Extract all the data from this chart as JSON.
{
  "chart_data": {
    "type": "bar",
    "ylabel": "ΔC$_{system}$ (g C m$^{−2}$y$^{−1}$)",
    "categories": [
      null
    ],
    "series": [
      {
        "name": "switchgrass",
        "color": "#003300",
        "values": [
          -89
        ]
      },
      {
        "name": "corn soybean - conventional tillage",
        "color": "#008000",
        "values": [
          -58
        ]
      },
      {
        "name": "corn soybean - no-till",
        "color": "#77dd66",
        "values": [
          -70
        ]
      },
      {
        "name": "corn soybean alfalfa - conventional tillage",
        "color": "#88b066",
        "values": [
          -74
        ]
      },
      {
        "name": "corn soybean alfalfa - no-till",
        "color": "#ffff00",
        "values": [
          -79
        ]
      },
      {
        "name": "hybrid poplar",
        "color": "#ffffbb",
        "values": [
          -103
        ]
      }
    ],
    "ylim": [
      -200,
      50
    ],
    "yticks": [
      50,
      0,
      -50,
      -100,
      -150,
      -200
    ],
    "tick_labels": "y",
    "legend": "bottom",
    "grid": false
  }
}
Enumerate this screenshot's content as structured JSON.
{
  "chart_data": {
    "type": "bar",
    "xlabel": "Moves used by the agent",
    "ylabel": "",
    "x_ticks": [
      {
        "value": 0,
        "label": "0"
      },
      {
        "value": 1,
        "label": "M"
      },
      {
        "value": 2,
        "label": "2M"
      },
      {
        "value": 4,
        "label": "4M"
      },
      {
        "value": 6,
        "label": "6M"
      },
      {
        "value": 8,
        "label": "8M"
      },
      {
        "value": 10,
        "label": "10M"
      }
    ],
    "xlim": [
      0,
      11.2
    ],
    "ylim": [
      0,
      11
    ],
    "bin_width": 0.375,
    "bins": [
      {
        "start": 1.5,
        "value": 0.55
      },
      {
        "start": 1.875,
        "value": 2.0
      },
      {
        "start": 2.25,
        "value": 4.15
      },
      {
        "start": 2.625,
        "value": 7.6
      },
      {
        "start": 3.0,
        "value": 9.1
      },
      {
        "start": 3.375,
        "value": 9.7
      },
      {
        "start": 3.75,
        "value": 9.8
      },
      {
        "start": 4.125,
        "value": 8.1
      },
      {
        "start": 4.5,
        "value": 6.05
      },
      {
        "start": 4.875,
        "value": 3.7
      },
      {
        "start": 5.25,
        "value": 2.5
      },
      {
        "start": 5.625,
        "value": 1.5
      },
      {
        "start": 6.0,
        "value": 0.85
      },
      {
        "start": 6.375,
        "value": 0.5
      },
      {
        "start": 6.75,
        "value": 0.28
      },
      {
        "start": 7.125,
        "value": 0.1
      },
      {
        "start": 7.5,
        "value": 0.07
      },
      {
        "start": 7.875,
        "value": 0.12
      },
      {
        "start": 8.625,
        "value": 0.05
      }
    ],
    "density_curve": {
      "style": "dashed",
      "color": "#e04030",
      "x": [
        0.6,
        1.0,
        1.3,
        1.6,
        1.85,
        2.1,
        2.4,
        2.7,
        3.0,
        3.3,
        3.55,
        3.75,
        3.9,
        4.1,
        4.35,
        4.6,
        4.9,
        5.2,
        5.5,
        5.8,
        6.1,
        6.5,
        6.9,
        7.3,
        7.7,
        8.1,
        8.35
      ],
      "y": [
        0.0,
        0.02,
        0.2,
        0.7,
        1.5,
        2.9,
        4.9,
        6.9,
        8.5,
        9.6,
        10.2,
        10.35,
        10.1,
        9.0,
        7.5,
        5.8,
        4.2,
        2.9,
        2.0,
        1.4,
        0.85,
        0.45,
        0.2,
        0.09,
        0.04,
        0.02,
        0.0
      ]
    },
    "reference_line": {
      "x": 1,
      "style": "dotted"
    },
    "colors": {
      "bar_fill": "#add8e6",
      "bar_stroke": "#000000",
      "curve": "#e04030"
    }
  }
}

++++++++++

* **Instructions to follow**:
Print the records above in full, exactly.

* **Exercise solution**:
Extract all the data from this chart as JSON.
{
  "chart_data": {
    "type": "bar",
    "ylabel": "ΔC$_{system}$ (g C m$^{−2}$y$^{−1}$)",
    "categories": [
      null
    ],
    "series": [
      {
        "name": "switchgrass",
        "color": "#003300",
        "values": [
          -89
        ]
      },
      {
        "name": "corn soybean - conventional tillage",
        "color": "#008000",
        "values": [
          -58
        ]
      },
      {
        "name": "corn soybean - no-till",
        "color": "#77dd66",
        "values": [
          -70
        ]
      },
      {
        "name": "corn soybean alfalfa - conventional tillage",
        "color": "#88b066",
        "values": [
          -74
        ]
      },
      {
        "name": "corn soybean alfalfa - no-till",
        "color": "#ffff00",
        "values": [
          -79
        ]
      },
      {
        "name": "hybrid poplar",
        "color": "#ffffbb",
        "values": [
          -103
        ]
      }
    ],
    "ylim": [
      -200,
      50
    ],
    "yticks": [
      50,
      0,
      -50,
      -100,
      -150,
      -200
    ],
    "tick_labels": "y",
    "legend": "bottom",
    "grid": false
  }
}
Enumerate this screenshot's content as structured JSON.
{
  "chart_data": {
    "type": "bar",
    "xlabel": "Moves used by the agent",
    "ylabel": "",
    "x_ticks": [
      {
        "value": 0,
        "label": "0"
      },
      {
        "value": 1,
        "label": "M"
      },
      {
        "value": 2,
        "label": "2M"
      },
      {
        "value": 4,
        "label": "4M"
      },
      {
        "value": 6,
        "label": "6M"
      },
      {
        "value": 8,
        "label": "8M"
      },
      {
        "value": 10,
        "label": "10M"
      }
    ],
    "xlim": [
      0,
      11.2
    ],
    "ylim": [
      0,
      11
    ],
    "bin_width": 0.375,
    "bins": [
      {
        "start": 1.5,
        "value": 0.55
      },
      {
        "start": 1.875,
        "value": 2.0
      },
      {
        "start": 2.25,
        "value": 4.15
      },
      {
        "start": 2.625,
        "value": 7.6
      },
      {
        "start": 3.0,
        "value": 9.1
      },
      {
        "start": 3.375,
        "value": 9.7
      },
      {
        "start": 3.75,
        "value": 9.8
      },
      {
        "start": 4.125,
        "value": 8.1
      },
      {
        "start": 4.5,
        "value": 6.05
      },
      {
        "start": 4.875,
        "value": 3.7
      },
      {
        "start": 5.25,
        "value": 2.5
      },
      {
        "start": 5.625,
        "value": 1.5
      },
      {
        "start": 6.0,
        "value": 0.85
      },
      {
        "start": 6.375,
        "value": 0.5
      },
      {
        "start": 6.75,
        "value": 0.28
      },
      {
        "start": 7.125,
        "value": 0.1
      },
      {
        "start": 7.5,
        "value": 0.07
      },
      {
        "start": 7.875,
        "value": 0.12
      },
      {
        "start": 8.625,
        "value": 0.05
      }
    ],
    "density_curve": {
      "style": "dashed",
      "color": "#e04030",
      "x": [
        0.6,
        1.0,
        1.3,
        1.6,
        1.85,
        2.1,
        2.4,
        2.7,
        3.0,
        3.3,
        3.55,
        3.75,
        3.9,
        4.1,
        4.35,
        4.6,
        4.9,
        5.2,
        5.5,
        5.8,
        6.1,
        6.5,
        6.9,
        7.3,
        7.7,
        8.1,
        8.35
      ],
      "y": [
        0.0,
        0.02,
        0.2,
        0.7,
        1.5,
        2.9,
        4.9,
        6.9,
        8.5,
        9.6,
        10.2,
        10.35,
        10.1,
        9.0,
        7.5,
        5.8,
        4.2,
        2.9,
        2.0,
        1.4,
        0.85,
        0.45,
        0.2,
        0.09,
        0.04,
        0.02,
        0.0
      ]
    },
    "reference_line": {
      "x": 1,
      "style": "dotted"
    },
    "colors": {
      "bar_fill": "#add8e6",
      "bar_stroke": "#000000",
      "curve": "#e04030"
    }
  }
}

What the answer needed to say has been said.